[Collected data]
□ □ □
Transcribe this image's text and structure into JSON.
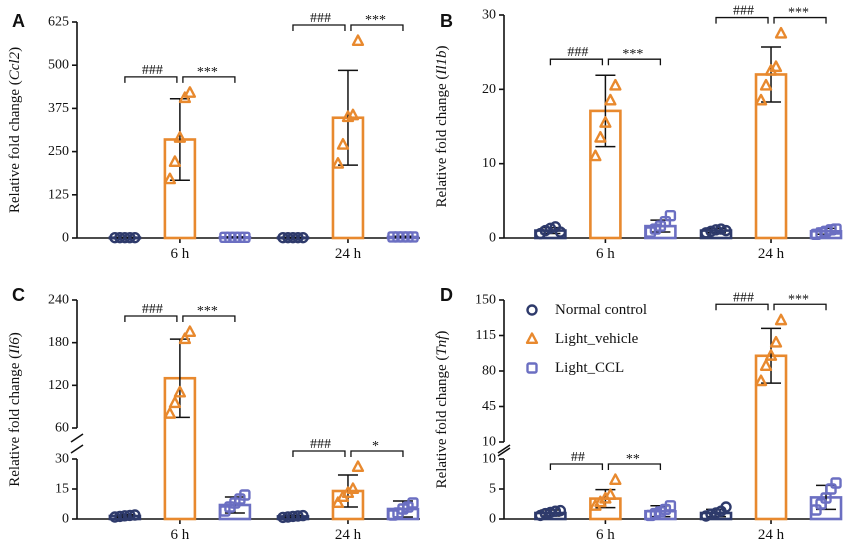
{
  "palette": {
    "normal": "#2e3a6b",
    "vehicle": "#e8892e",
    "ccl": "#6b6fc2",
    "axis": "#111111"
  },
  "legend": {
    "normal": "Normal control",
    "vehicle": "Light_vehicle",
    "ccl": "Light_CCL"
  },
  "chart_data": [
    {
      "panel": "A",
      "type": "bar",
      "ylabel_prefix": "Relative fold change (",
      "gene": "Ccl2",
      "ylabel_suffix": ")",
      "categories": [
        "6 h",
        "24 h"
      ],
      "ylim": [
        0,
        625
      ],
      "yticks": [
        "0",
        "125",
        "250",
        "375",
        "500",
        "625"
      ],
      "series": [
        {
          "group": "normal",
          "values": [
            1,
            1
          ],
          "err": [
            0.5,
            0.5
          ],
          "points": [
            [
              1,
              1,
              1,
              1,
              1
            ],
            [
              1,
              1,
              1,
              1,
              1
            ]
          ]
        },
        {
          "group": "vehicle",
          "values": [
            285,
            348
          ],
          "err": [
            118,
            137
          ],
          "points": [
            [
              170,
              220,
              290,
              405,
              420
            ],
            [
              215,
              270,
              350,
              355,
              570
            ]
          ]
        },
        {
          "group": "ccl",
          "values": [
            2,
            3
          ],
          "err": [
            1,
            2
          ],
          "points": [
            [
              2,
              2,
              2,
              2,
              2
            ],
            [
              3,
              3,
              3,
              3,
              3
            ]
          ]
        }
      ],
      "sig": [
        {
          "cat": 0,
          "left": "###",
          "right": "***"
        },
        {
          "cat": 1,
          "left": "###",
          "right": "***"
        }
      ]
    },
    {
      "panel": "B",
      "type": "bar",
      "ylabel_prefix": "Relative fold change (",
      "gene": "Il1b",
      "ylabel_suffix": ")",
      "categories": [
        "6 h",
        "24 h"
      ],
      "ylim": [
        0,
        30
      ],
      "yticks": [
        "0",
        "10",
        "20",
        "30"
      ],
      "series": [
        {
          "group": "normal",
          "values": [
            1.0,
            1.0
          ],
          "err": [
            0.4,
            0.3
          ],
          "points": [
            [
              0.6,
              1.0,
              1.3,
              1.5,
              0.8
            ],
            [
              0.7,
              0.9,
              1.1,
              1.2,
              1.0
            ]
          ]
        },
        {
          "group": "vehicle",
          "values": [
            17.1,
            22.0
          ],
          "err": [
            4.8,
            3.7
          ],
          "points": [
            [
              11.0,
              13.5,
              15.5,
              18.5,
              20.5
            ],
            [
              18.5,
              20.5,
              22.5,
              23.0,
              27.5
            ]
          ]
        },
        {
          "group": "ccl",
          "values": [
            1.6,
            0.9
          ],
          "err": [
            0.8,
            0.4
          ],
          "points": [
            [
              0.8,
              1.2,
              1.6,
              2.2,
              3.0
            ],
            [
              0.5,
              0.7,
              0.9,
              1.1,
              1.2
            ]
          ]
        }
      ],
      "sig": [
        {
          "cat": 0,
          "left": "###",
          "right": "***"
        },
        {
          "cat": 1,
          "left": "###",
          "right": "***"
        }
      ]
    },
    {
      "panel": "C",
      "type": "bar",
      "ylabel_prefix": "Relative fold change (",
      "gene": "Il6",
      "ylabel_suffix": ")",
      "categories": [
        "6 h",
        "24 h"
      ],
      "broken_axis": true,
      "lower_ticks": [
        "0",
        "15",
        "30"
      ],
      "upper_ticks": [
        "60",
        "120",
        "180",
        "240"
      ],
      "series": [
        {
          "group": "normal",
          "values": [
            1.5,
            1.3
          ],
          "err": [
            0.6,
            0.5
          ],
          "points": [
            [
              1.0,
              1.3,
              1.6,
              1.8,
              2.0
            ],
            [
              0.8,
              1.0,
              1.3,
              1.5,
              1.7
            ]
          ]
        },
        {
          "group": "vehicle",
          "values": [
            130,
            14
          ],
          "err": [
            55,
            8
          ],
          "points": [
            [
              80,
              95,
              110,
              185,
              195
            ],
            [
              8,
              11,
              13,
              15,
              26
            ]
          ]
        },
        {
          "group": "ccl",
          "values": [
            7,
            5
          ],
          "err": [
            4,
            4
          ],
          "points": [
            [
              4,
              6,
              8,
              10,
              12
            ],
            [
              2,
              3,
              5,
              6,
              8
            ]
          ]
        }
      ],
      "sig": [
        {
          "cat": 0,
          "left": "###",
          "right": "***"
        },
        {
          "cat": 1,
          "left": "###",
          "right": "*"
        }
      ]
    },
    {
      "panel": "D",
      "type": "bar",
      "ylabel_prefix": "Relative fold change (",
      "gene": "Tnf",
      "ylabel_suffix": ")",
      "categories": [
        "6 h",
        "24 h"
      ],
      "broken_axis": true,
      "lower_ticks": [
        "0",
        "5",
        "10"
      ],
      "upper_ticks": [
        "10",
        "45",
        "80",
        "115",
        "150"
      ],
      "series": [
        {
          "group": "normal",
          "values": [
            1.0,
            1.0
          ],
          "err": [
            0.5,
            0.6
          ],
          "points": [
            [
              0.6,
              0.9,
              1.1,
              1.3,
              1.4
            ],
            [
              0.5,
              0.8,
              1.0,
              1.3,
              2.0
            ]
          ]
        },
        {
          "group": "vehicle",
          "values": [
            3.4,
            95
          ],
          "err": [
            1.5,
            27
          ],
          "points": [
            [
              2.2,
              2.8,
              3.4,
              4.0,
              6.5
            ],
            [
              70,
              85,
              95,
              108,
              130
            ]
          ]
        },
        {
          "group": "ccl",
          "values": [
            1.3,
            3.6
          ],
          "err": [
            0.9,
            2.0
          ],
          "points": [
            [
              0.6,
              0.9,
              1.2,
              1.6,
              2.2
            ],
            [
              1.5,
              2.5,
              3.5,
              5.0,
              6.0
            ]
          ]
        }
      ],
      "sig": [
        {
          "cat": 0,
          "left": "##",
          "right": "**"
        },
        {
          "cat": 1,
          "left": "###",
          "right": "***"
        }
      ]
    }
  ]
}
□ □ □
■ Written problem:
Locate all lines in the listing above with the word "gene". Copy them.

■ Solution to this problem:
      "gene": "Ccl2",
      "gene": "Il1b",
      "gene": "Il6",
      "gene": "Tnf",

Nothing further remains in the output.